▸ TASK OBJECTIVE
Find each line with "text" and copy it.

▸ INFORMATION SUPPLIED
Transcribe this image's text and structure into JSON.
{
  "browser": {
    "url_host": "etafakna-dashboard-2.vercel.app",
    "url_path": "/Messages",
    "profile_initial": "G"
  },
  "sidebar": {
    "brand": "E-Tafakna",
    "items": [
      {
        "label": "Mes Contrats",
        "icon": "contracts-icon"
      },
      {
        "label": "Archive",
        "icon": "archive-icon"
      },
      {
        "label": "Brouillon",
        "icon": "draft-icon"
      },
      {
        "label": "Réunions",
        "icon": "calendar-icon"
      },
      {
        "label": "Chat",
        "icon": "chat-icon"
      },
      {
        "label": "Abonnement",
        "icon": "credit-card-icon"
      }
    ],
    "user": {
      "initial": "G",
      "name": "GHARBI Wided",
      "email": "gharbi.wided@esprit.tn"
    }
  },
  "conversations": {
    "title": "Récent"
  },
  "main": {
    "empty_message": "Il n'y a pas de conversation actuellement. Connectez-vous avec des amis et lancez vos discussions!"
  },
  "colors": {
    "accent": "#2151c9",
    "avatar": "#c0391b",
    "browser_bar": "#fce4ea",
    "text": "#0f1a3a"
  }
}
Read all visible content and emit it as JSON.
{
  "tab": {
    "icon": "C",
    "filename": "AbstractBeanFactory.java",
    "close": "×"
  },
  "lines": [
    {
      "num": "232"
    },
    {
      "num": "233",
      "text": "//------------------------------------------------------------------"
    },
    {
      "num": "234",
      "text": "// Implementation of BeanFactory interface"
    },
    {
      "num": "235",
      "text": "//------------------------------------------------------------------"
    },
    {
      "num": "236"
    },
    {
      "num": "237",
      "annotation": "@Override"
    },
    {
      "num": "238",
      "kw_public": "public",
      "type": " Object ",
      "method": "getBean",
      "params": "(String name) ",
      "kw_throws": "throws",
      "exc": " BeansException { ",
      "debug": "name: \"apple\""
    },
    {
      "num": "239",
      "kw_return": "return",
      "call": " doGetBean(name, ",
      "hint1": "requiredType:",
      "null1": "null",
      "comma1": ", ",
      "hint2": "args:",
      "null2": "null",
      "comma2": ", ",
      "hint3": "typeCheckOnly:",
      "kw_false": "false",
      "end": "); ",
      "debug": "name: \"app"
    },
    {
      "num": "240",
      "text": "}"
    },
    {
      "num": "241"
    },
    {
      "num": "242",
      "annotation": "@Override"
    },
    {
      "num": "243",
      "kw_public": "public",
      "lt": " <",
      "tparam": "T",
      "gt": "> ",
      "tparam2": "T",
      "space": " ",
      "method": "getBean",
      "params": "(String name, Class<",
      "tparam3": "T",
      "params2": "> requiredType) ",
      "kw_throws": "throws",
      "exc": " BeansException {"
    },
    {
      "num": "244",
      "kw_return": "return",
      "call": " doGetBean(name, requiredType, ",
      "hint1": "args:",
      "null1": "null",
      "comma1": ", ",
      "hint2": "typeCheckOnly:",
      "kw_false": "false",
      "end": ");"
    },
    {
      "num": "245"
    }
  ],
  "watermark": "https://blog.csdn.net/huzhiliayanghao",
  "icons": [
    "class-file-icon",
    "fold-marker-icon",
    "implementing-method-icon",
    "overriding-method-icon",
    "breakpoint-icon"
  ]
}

▸ TASK SOLUTION
Transcribe this image's text and structure into JSON.
    "text": "#0f1a3a"
      "text": "//------------------------------------------------------------------"
      "text": "// Implementation of BeanFactory interface"
      "text": "//------------------------------------------------------------------"
      "text": "}"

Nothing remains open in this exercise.